→ **TASK REQUIREMENTS**
Take each line containing the word "ffffff" and copy it.

→ **MATERIAL PROVIDED**
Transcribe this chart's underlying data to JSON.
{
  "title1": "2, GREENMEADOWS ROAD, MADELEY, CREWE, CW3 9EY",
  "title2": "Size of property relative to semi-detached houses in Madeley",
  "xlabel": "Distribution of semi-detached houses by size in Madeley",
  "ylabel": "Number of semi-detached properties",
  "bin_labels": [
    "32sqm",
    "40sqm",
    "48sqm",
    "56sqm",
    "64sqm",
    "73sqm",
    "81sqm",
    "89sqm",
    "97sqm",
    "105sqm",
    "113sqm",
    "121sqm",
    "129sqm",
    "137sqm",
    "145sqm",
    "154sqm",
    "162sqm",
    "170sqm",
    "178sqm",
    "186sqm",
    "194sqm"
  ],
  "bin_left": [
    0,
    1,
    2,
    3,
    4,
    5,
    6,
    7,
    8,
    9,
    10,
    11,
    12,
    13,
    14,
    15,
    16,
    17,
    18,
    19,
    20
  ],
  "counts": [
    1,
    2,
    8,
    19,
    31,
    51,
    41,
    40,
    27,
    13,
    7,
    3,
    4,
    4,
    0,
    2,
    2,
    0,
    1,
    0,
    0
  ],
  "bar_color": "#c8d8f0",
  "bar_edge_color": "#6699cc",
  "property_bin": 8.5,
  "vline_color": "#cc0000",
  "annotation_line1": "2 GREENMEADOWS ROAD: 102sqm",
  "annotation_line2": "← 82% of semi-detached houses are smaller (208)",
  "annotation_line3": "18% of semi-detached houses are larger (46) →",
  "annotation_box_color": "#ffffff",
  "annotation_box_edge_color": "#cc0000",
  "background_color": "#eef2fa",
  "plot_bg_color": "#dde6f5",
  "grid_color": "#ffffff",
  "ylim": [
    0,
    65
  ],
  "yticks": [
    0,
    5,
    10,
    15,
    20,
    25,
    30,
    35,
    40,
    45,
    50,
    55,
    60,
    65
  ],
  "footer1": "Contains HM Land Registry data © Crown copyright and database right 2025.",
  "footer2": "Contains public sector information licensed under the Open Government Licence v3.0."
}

→ **FINISHED ANSWER**
  "annotation_box_color": "#ffffff",
  "grid_color": "#ffffff",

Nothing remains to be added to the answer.